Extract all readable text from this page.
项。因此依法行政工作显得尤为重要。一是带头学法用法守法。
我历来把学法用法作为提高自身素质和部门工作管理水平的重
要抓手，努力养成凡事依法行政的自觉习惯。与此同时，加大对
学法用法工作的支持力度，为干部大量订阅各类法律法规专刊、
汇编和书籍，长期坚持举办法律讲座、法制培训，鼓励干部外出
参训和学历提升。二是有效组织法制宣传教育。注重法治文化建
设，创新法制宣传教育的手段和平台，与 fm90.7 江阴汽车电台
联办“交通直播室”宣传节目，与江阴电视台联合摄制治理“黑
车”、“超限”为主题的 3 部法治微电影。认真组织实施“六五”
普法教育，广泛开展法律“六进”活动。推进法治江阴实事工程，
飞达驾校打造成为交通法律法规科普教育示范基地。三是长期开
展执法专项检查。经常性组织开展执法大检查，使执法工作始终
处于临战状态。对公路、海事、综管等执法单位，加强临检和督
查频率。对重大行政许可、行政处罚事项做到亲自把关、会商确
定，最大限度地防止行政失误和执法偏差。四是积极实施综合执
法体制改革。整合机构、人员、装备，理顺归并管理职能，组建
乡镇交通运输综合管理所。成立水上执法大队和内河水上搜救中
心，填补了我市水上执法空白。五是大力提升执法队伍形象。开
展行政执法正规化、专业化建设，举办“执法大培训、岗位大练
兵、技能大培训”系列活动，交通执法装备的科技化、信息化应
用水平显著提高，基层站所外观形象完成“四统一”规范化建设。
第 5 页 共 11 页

Directions for this task :: All of the lines above must be returned exactly.

Final answer ::
Extract all readable text from this page.
项。因此依法行政工作显得尤为重要。一是带头学法用法守法。
我历来把学法用法作为提高自身素质和部门工作管理水平的重
要抓手，努力养成凡事依法行政的自觉习惯。与此同时，加大对
学法用法工作的支持力度，为干部大量订阅各类法律法规专刊、
汇编和书籍，长期坚持举办法律讲座、法制培训，鼓励干部外出
参训和学历提升。二是有效组织法制宣传教育。注重法治文化建
设，创新法制宣传教育的手段和平台，与 fm90.7 江阴汽车电台
联办“交通直播室”宣传节目，与江阴电视台联合摄制治理“黑
车”、“超限”为主题的 3 部法治微电影。认真组织实施“六五”
普法教育，广泛开展法律“六进”活动。推进法治江阴实事工程，
飞达驾校打造成为交通法律法规科普教育示范基地。三是长期开
展执法专项检查。经常性组织开展执法大检查，使执法工作始终
处于临战状态。对公路、海事、综管等执法单位，加强临检和督
查频率。对重大行政许可、行政处罚事项做到亲自把关、会商确
定，最大限度地防止行政失误和执法偏差。四是积极实施综合执
法体制改革。整合机构、人员、装备，理顺归并管理职能，组建
乡镇交通运输综合管理所。成立水上执法大队和内河水上搜救中
心，填补了我市水上执法空白。五是大力提升执法队伍形象。开
展行政执法正规化、专业化建设，举办“执法大培训、岗位大练
兵、技能大培训”系列活动，交通执法装备的科技化、信息化应
用水平显著提高，基层站所外观形象完成“四统一”规范化建设。
第 5 页 共 11 页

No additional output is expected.